→ EXERCISE AIM: All the data must come back unchanged, except that pictures are left out.

*****

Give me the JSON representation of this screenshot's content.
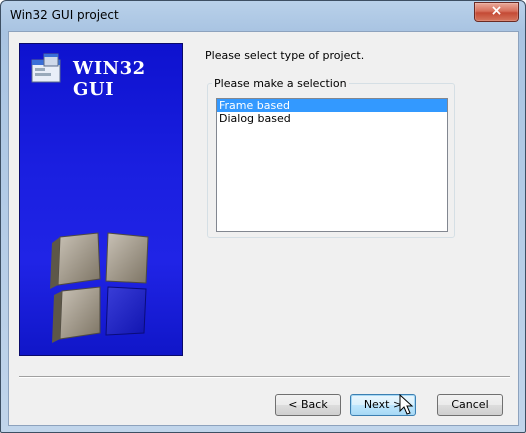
{
  "window": {
    "title": "Win32 GUI project",
    "close_glyph": "×"
  },
  "banner": {
    "title": "WIN32 GUI"
  },
  "main": {
    "prompt": "Please select type of project.",
    "group_label": "Please make a selection",
    "options": [
      {
        "label": "Frame based",
        "selected": true
      },
      {
        "label": "Dialog based",
        "selected": false
      }
    ]
  },
  "buttons": {
    "back": "< Back",
    "next": "Next >",
    "cancel": "Cancel"
  },
  "colors": {
    "banner_blue": "#1a1fe0",
    "selection": "#3399ff"
  }
}
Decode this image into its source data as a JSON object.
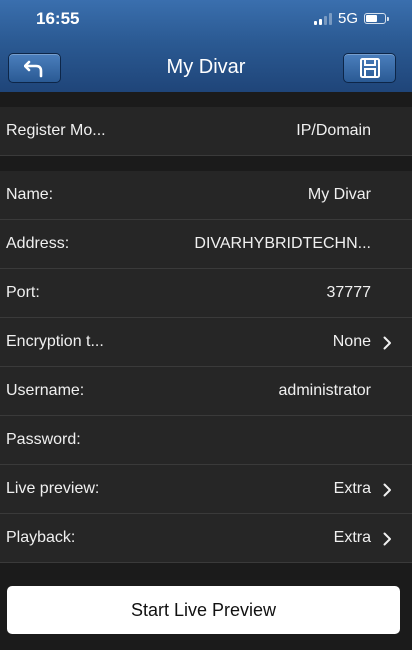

*****

→ ANSWER TO THIS PROBLEM:
Give me the JSON representation of this screenshot's content.
{
  "window": {
    "title": "Win32 GUI project",
    "close_glyph": "×"
  },
  "banner": {
    "title": "WIN32 GUI"
  },
  "main": {
    "prompt": "Please select type of project.",
    "group_label": "Please make a selection",
    "options": [
      {
        "label": "Frame based",
        "selected": true
      },
      {
        "label": "Dialog based",
        "selected": false
      }
    ]
  },
  "buttons": {
    "back": "< Back",
    "next": "Next >",
    "cancel": "Cancel"
  },
  "colors": {
    "banner_blue": "#1a1fe0",
    "selection": "#3399ff"
  }
}
Decode this image into its source data as a JSON object.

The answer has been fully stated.